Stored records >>
⟨

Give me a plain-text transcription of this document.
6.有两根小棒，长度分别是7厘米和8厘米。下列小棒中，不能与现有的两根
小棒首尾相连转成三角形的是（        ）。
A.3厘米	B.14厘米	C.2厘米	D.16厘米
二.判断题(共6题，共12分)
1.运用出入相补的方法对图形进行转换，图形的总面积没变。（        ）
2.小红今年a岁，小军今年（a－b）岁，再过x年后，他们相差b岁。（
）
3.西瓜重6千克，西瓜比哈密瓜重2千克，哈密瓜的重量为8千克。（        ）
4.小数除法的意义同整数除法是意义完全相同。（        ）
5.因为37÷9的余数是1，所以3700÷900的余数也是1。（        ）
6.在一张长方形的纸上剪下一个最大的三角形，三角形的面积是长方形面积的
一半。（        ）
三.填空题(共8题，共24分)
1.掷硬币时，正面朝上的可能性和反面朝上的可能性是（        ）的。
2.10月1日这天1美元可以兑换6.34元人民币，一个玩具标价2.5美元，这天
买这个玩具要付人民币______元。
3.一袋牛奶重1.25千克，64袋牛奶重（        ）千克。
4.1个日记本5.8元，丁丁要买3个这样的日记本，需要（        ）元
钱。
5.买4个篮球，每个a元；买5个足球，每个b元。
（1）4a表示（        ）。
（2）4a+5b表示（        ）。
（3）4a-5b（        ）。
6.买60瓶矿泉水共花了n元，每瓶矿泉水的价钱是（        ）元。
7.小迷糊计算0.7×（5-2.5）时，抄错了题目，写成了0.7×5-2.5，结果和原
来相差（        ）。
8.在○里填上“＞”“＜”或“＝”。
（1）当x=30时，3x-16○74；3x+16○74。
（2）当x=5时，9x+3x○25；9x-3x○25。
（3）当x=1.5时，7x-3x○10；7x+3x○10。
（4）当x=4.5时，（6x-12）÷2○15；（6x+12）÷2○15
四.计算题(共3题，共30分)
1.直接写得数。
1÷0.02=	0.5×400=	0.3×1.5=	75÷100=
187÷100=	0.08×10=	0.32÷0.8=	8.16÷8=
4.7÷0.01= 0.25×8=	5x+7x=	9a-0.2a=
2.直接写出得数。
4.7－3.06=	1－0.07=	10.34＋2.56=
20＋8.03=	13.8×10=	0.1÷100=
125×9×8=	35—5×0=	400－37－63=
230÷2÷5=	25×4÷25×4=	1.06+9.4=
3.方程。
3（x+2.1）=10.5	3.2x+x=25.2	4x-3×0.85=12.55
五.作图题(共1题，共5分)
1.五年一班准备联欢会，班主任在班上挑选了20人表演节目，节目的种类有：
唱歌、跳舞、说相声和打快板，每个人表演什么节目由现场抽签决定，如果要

⟩

Directions for this task >> Write the whole listing out again. Keep every line exactly as it is.

Exercise solution >>
Give me a plain-text transcription of this document.
6.有两根小棒，长度分别是7厘米和8厘米。下列小棒中，不能与现有的两根
小棒首尾相连转成三角形的是（        ）。
A.3厘米	B.14厘米	C.2厘米	D.16厘米
二.判断题(共6题，共12分)
1.运用出入相补的方法对图形进行转换，图形的总面积没变。（        ）
2.小红今年a岁，小军今年（a－b）岁，再过x年后，他们相差b岁。（
）
3.西瓜重6千克，西瓜比哈密瓜重2千克，哈密瓜的重量为8千克。（        ）
4.小数除法的意义同整数除法是意义完全相同。（        ）
5.因为37÷9的余数是1，所以3700÷900的余数也是1。（        ）
6.在一张长方形的纸上剪下一个最大的三角形，三角形的面积是长方形面积的
一半。（        ）
三.填空题(共8题，共24分)
1.掷硬币时，正面朝上的可能性和反面朝上的可能性是（        ）的。
2.10月1日这天1美元可以兑换6.34元人民币，一个玩具标价2.5美元，这天
买这个玩具要付人民币______元。
3.一袋牛奶重1.25千克，64袋牛奶重（        ）千克。
4.1个日记本5.8元，丁丁要买3个这样的日记本，需要（        ）元
钱。
5.买4个篮球，每个a元；买5个足球，每个b元。
（1）4a表示（        ）。
（2）4a+5b表示（        ）。
（3）4a-5b（        ）。
6.买60瓶矿泉水共花了n元，每瓶矿泉水的价钱是（        ）元。
7.小迷糊计算0.7×（5-2.5）时，抄错了题目，写成了0.7×5-2.5，结果和原
来相差（        ）。
8.在○里填上“＞”“＜”或“＝”。
（1）当x=30时，3x-16○74；3x+16○74。
（2）当x=5时，9x+3x○25；9x-3x○25。
（3）当x=1.5时，7x-3x○10；7x+3x○10。
（4）当x=4.5时，（6x-12）÷2○15；（6x+12）÷2○15
四.计算题(共3题，共30分)
1.直接写得数。
1÷0.02=	0.5×400=	0.3×1.5=	75÷100=
187÷100=	0.08×10=	0.32÷0.8=	8.16÷8=
4.7÷0.01= 0.25×8=	5x+7x=	9a-0.2a=
2.直接写出得数。
4.7－3.06=	1－0.07=	10.34＋2.56=
20＋8.03=	13.8×10=	0.1÷100=
125×9×8=	35—5×0=	400－37－63=
230÷2÷5=	25×4÷25×4=	1.06+9.4=
3.方程。
3（x+2.1）=10.5	3.2x+x=25.2	4x-3×0.85=12.55
五.作图题(共1题，共5分)
1.五年一班准备联欢会，班主任在班上挑选了20人表演节目，节目的种类有：
唱歌、跳舞、说相声和打快板，每个人表演什么节目由现场抽签决定，如果要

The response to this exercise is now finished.